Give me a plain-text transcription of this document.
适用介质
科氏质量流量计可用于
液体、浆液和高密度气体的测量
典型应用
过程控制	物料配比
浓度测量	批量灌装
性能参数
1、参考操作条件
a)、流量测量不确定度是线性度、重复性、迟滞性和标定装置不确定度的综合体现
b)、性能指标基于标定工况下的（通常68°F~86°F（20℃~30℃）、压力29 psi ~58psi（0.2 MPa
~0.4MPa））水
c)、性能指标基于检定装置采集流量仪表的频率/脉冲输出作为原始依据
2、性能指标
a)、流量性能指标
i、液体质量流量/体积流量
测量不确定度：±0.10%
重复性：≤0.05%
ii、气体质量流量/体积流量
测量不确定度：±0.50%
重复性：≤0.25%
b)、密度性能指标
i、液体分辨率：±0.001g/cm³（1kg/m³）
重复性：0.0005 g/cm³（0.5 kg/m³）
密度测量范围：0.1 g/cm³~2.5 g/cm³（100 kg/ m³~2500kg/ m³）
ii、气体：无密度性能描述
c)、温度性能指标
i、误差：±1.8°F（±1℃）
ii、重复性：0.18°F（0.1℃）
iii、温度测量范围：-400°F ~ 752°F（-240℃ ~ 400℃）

------------------------------------------------

## WHAT THE TASK ASKS
Print the material once more, exactly.

## RESPONSE TO THIS TASK
Give me a plain-text transcription of this document.
适用介质
科氏质量流量计可用于
液体、浆液和高密度气体的测量
典型应用
过程控制	物料配比
浓度测量	批量灌装
性能参数
1、参考操作条件
a)、流量测量不确定度是线性度、重复性、迟滞性和标定装置不确定度的综合体现
b)、性能指标基于标定工况下的（通常68°F~86°F（20℃~30℃）、压力29 psi ~58psi（0.2 MPa
~0.4MPa））水
c)、性能指标基于检定装置采集流量仪表的频率/脉冲输出作为原始依据
2、性能指标
a)、流量性能指标
i、液体质量流量/体积流量
测量不确定度：±0.10%
重复性：≤0.05%
ii、气体质量流量/体积流量
测量不确定度：±0.50%
重复性：≤0.25%
b)、密度性能指标
i、液体分辨率：±0.001g/cm³（1kg/m³）
重复性：0.0005 g/cm³（0.5 kg/m³）
密度测量范围：0.1 g/cm³~2.5 g/cm³（100 kg/ m³~2500kg/ m³）
ii、气体：无密度性能描述
c)、温度性能指标
i、误差：±1.8°F（±1℃）
ii、重复性：0.18°F（0.1℃）
iii、温度测量范围：-400°F ~ 752°F（-240℃ ~ 400℃）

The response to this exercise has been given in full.